ChaoticNeutralCzech

joined 5 months ago
[–] ChaoticNeutralCzech 5 points 2 months ago

Like the Lego movies, it should embrace the limitations and aesthetics of the blocks, not superficially enhance them. However, I'm pretty sure players with years of experience making YouTube videos will recreate the movie in-engine, block for block.

I wonder if there is a Redstone machine anywhere in the movie.

[–] ChaoticNeutralCzech 3 points 2 months ago* (last edited 2 months ago) (2 children)

Logarithmic cannot start at 0 and would have equal spacing between 500, 1000 and 2000.

I am confused because the font seems to be Aptos, the current default in Micro$oft Office, but Excel does not allow any other type of scale on X-Y plots.

[–] ChaoticNeutralCzech 2 points 2 months ago

"Top 15 Least" or "Bottom 15 Most". You can't have both.

[–] ChaoticNeutralCzech 13 points 2 months ago

Too bad a hundred million people are still too detached from reality to acknowledge this. The unfucking of America will take at least the better part of a century.

[–] ChaoticNeutralCzech 69 points 2 months ago (14 children)

The sad thing is, he will end up winning more than 20 states despite this.

[–] ChaoticNeutralCzech 13 points 2 months ago (9 children)

The scale is neither linear nor logarithmic. What?

| Data listing |
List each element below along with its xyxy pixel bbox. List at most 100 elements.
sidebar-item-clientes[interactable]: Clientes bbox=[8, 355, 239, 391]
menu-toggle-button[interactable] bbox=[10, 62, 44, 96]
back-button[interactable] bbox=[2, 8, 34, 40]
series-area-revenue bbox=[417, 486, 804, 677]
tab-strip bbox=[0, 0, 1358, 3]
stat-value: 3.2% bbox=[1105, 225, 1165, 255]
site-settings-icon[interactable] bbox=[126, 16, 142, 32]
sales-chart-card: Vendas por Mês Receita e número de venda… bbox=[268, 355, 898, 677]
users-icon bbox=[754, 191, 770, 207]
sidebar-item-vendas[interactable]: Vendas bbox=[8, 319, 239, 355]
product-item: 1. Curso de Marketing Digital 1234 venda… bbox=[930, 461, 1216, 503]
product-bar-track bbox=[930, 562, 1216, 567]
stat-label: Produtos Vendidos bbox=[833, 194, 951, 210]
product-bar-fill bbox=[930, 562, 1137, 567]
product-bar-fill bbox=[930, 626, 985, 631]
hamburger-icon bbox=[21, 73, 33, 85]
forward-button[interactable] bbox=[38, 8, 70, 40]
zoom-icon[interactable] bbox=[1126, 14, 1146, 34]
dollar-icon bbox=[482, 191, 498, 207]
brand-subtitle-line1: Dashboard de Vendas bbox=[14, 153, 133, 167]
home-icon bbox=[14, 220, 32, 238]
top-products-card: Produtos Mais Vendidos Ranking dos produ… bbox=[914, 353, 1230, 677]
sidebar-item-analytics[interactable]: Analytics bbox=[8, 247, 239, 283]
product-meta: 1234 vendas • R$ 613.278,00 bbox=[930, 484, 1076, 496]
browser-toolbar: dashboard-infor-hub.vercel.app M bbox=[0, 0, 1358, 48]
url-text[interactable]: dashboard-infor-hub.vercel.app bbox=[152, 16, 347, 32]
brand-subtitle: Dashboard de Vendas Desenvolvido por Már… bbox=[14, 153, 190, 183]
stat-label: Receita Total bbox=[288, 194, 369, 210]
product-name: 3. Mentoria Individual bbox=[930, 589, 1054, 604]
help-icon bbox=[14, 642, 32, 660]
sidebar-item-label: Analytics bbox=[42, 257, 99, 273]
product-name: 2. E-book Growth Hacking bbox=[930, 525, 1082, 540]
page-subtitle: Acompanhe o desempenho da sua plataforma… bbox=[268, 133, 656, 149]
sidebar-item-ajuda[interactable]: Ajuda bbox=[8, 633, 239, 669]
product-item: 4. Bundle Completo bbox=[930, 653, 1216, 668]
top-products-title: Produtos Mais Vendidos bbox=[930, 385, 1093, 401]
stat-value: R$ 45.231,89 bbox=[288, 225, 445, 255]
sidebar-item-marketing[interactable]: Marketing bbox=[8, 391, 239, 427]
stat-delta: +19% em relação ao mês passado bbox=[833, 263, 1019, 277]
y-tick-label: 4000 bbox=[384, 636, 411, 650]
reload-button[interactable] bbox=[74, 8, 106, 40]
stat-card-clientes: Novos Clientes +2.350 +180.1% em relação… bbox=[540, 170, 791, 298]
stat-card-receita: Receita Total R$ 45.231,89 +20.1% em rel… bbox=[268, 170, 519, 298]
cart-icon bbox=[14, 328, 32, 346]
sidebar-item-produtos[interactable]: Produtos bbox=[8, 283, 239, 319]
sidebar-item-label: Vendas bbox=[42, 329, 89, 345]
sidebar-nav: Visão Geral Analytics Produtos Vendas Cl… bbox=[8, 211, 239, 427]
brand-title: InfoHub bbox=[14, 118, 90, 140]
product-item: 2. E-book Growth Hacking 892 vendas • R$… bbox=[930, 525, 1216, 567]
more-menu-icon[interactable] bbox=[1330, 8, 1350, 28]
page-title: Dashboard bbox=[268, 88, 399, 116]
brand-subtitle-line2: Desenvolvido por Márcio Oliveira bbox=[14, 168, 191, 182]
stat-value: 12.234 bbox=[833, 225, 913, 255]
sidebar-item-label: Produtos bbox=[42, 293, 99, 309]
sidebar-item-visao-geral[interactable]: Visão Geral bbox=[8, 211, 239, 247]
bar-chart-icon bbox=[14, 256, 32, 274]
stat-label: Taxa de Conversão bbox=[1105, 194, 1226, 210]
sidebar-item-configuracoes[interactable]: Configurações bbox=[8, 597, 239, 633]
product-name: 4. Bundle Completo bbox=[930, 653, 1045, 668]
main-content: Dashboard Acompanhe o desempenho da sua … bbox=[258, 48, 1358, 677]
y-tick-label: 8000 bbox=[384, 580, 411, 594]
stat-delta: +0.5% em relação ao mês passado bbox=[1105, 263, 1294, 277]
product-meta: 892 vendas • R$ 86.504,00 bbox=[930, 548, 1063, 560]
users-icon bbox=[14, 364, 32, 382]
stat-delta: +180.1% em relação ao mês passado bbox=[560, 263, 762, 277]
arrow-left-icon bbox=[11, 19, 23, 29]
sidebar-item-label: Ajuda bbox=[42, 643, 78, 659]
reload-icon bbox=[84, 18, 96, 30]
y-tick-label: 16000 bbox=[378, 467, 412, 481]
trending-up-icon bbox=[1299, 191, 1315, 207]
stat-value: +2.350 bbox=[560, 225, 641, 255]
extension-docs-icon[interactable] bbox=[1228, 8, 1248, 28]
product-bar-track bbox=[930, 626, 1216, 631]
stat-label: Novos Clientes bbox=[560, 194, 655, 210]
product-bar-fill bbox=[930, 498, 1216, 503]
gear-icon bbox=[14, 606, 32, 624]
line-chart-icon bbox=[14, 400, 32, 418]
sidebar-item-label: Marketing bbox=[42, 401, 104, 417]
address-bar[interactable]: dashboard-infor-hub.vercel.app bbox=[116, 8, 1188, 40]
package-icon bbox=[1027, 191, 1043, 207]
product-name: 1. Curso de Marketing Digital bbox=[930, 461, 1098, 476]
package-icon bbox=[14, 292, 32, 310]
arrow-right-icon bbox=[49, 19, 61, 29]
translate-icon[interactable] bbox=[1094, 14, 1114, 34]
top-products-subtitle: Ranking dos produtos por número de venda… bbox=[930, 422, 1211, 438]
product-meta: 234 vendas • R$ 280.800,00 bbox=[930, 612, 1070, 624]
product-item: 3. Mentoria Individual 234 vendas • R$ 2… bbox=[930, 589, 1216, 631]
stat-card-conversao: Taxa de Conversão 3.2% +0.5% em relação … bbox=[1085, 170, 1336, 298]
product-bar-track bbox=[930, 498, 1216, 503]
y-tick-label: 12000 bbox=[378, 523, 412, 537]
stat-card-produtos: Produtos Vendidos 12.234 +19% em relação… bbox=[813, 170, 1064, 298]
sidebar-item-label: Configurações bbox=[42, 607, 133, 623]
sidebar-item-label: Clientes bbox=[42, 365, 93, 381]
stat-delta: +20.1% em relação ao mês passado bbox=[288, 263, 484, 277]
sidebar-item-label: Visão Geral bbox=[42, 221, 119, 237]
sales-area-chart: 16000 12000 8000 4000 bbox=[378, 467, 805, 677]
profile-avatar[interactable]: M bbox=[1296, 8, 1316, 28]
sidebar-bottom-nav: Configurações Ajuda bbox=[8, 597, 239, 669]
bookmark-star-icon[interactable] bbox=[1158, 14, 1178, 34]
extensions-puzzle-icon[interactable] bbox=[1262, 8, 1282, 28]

| Problem statement |
Extend the comment history of ChaoticNeutralCzech past its last comment. The listing has no connection to the comment history.

| Exercise answer |
[–] ChaoticNeutralCzech 5 points 2 months ago

I'm not saying factories should be forced to switch machinery like with ripple control systems in Soviet countries (contactors in households and industry switching based on signals superimposed on the 50Hz grid), there should just be an appropriate economic incentive in doing so. If it's not enough to offset equipment cost, the factories can ignore it.

[–] ChaoticNeutralCzech 30 points 2 months ago (12 children)

There is a lot of operations that aren't timing-critical (their work is cumulative) and can be made cheaper by only using excess energy in daytime.

  • Pumped hydro
  • Charging grid-tied batteries and EVs
  • Air heating/conditioning (especially when used with physical heat storage)
  • Water heating/cooling for residential use
  • Water heating for pools
  • Reverse osmosis
  • Furnaces in glass/metal/aluminum factories, crematoriums etc.
  • Computation-heavy tasks (AI training, simulations, rendering, crypto mining...)

Solar can be built wherever there's demand for any of these, right? Also, more customers should adopt a real-time energy pricing model.

[–] ChaoticNeutralCzech 9 points 2 months ago* (last edited 2 months ago)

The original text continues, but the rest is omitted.